Some records:

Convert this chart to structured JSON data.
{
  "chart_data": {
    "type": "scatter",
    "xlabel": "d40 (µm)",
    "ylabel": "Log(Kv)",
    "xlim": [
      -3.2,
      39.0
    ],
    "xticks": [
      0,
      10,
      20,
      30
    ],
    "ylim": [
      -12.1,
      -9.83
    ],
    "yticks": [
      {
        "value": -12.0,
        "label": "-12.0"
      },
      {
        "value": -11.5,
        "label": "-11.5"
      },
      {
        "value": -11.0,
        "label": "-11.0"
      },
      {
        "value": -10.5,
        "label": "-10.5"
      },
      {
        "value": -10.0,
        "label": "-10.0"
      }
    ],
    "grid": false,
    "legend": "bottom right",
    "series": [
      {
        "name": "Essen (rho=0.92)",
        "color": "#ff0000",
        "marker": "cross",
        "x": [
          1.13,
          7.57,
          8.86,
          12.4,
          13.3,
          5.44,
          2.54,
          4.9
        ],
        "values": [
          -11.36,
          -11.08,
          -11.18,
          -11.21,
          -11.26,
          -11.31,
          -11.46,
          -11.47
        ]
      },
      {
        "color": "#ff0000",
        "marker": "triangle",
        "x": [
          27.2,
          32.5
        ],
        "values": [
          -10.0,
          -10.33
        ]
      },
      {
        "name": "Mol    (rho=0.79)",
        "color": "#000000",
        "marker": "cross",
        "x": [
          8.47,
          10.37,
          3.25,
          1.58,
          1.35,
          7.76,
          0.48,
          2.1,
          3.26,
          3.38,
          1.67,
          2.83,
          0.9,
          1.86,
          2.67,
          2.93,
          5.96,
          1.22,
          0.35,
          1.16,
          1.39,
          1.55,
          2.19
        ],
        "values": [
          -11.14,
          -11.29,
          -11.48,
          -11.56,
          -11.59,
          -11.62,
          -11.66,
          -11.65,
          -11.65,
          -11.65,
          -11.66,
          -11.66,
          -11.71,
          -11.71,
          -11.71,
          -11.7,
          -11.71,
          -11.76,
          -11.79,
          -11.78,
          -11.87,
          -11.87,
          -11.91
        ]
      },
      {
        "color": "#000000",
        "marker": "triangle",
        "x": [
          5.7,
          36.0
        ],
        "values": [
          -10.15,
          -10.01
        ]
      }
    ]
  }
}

__TASK OBJECTIVE__: Every line of the data above should be copied exactly.

__WRITTEN RESPONSE__:
Convert this chart to structured JSON data.
{
  "chart_data": {
    "type": "scatter",
    "xlabel": "d40 (µm)",
    "ylabel": "Log(Kv)",
    "xlim": [
      -3.2,
      39.0
    ],
    "xticks": [
      0,
      10,
      20,
      30
    ],
    "ylim": [
      -12.1,
      -9.83
    ],
    "yticks": [
      {
        "value": -12.0,
        "label": "-12.0"
      },
      {
        "value": -11.5,
        "label": "-11.5"
      },
      {
        "value": -11.0,
        "label": "-11.0"
      },
      {
        "value": -10.5,
        "label": "-10.5"
      },
      {
        "value": -10.0,
        "label": "-10.0"
      }
    ],
    "grid": false,
    "legend": "bottom right",
    "series": [
      {
        "name": "Essen (rho=0.92)",
        "color": "#ff0000",
        "marker": "cross",
        "x": [
          1.13,
          7.57,
          8.86,
          12.4,
          13.3,
          5.44,
          2.54,
          4.9
        ],
        "values": [
          -11.36,
          -11.08,
          -11.18,
          -11.21,
          -11.26,
          -11.31,
          -11.46,
          -11.47
        ]
      },
      {
        "color": "#ff0000",
        "marker": "triangle",
        "x": [
          27.2,
          32.5
        ],
        "values": [
          -10.0,
          -10.33
        ]
      },
      {
        "name": "Mol    (rho=0.79)",
        "color": "#000000",
        "marker": "cross",
        "x": [
          8.47,
          10.37,
          3.25,
          1.58,
          1.35,
          7.76,
          0.48,
          2.1,
          3.26,
          3.38,
          1.67,
          2.83,
          0.9,
          1.86,
          2.67,
          2.93,
          5.96,
          1.22,
          0.35,
          1.16,
          1.39,
          1.55,
          2.19
        ],
        "values": [
          -11.14,
          -11.29,
          -11.48,
          -11.56,
          -11.59,
          -11.62,
          -11.66,
          -11.65,
          -11.65,
          -11.65,
          -11.66,
          -11.66,
          -11.71,
          -11.71,
          -11.71,
          -11.7,
          -11.71,
          -11.76,
          -11.79,
          -11.78,
          -11.87,
          -11.87,
          -11.91
        ]
      },
      {
        "color": "#000000",
        "marker": "triangle",
        "x": [
          5.7,
          36.0
        ],
        "values": [
          -10.15,
          -10.01
        ]
      }
    ]
  }
}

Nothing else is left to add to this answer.